------ Extracted records

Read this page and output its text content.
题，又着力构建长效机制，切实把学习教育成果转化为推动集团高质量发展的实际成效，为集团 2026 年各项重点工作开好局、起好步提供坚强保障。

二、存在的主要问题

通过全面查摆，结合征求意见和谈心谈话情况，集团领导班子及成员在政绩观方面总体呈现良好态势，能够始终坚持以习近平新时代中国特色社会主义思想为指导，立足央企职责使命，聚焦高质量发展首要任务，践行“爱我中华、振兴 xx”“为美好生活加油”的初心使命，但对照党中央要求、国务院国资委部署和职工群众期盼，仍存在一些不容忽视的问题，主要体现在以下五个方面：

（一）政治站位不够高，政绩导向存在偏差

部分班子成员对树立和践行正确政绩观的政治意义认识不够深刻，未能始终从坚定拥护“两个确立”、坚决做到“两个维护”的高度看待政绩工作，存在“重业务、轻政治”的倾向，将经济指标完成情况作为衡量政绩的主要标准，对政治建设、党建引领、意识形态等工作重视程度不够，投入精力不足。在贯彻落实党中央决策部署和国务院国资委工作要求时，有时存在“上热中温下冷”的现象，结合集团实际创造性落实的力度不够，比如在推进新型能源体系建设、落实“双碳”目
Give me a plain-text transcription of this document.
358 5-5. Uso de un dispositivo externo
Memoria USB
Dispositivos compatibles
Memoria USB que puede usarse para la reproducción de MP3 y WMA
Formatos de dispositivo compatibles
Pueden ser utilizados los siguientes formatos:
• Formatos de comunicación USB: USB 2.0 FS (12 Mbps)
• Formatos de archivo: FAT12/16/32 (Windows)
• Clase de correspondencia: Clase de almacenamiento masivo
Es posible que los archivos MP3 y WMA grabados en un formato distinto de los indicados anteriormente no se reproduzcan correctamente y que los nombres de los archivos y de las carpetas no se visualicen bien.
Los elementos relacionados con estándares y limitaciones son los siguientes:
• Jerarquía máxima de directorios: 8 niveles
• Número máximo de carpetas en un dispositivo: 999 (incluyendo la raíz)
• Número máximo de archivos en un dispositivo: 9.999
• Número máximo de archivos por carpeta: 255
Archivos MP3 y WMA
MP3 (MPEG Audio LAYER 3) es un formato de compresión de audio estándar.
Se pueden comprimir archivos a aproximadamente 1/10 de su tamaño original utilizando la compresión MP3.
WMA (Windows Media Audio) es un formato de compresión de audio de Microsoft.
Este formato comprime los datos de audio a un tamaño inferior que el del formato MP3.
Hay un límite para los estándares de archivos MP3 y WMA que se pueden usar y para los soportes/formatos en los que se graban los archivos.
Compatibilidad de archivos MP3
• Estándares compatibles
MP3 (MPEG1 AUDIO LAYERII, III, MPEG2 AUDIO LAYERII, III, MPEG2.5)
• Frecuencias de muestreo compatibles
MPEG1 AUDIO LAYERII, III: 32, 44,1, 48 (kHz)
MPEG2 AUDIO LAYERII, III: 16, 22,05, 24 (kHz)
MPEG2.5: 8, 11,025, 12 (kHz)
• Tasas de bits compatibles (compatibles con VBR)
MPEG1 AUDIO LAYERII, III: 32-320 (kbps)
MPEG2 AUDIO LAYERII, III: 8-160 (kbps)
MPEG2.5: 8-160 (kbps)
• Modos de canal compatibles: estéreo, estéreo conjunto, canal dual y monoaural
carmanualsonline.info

------------

:: Request ::
Return the entries above exactly as they appear.

:: Task response ::
Read this page and output its text content.
题，又着力构建长效机制，切实把学习教育成果转化为推动集团高质量发展的实际成效，为集团 2026 年各项重点工作开好局、起好步提供坚强保障。

二、存在的主要问题

通过全面查摆，结合征求意见和谈心谈话情况，集团领导班子及成员在政绩观方面总体呈现良好态势，能够始终坚持以习近平新时代中国特色社会主义思想为指导，立足央企职责使命，聚焦高质量发展首要任务，践行“爱我中华、振兴 xx”“为美好生活加油”的初心使命，但对照党中央要求、国务院国资委部署和职工群众期盼，仍存在一些不容忽视的问题，主要体现在以下五个方面：

（一）政治站位不够高，政绩导向存在偏差

部分班子成员对树立和践行正确政绩观的政治意义认识不够深刻，未能始终从坚定拥护“两个确立”、坚决做到“两个维护”的高度看待政绩工作，存在“重业务、轻政治”的倾向，将经济指标完成情况作为衡量政绩的主要标准，对政治建设、党建引领、意识形态等工作重视程度不够，投入精力不足。在贯彻落实党中央决策部署和国务院国资委工作要求时，有时存在“上热中温下冷”的现象，结合集团实际创造性落实的力度不够，比如在推进新型能源体系建设、落实“双碳”目
Give me a plain-text transcription of this document.
358 5-5. Uso de un dispositivo externo
Memoria USB
Dispositivos compatibles
Memoria USB que puede usarse para la reproducción de MP3 y WMA
Formatos de dispositivo compatibles
Pueden ser utilizados los siguientes formatos:
• Formatos de comunicación USB: USB 2.0 FS (12 Mbps)
• Formatos de archivo: FAT12/16/32 (Windows)
• Clase de correspondencia: Clase de almacenamiento masivo
Es posible que los archivos MP3 y WMA grabados en un formato distinto de los indicados anteriormente no se reproduzcan correctamente y que los nombres de los archivos y de las carpetas no se visualicen bien.
Los elementos relacionados con estándares y limitaciones son los siguientes:
• Jerarquía máxima de directorios: 8 niveles
• Número máximo de carpetas en un dispositivo: 999 (incluyendo la raíz)
• Número máximo de archivos en un dispositivo: 9.999
• Número máximo de archivos por carpeta: 255
Archivos MP3 y WMA
MP3 (MPEG Audio LAYER 3) es un formato de compresión de audio estándar.
Se pueden comprimir archivos a aproximadamente 1/10 de su tamaño original utilizando la compresión MP3.
WMA (Windows Media Audio) es un formato de compresión de audio de Microsoft.
Este formato comprime los datos de audio a un tamaño inferior que el del formato MP3.
Hay un límite para los estándares de archivos MP3 y WMA que se pueden usar y para los soportes/formatos en los que se graban los archivos.
Compatibilidad de archivos MP3
• Estándares compatibles
MP3 (MPEG1 AUDIO LAYERII, III, MPEG2 AUDIO LAYERII, III, MPEG2.5)
• Frecuencias de muestreo compatibles
MPEG1 AUDIO LAYERII, III: 32, 44,1, 48 (kHz)
MPEG2 AUDIO LAYERII, III: 16, 22,05, 24 (kHz)
MPEG2.5: 8, 11,025, 12 (kHz)
• Tasas de bits compatibles (compatibles con VBR)
MPEG1 AUDIO LAYERII, III: 32-320 (kbps)
MPEG2 AUDIO LAYERII, III: 8-160 (kbps)
MPEG2.5: 8-160 (kbps)
• Modos de canal compatibles: estéreo, estéreo conjunto, canal dual y monoaural
carmanualsonline.info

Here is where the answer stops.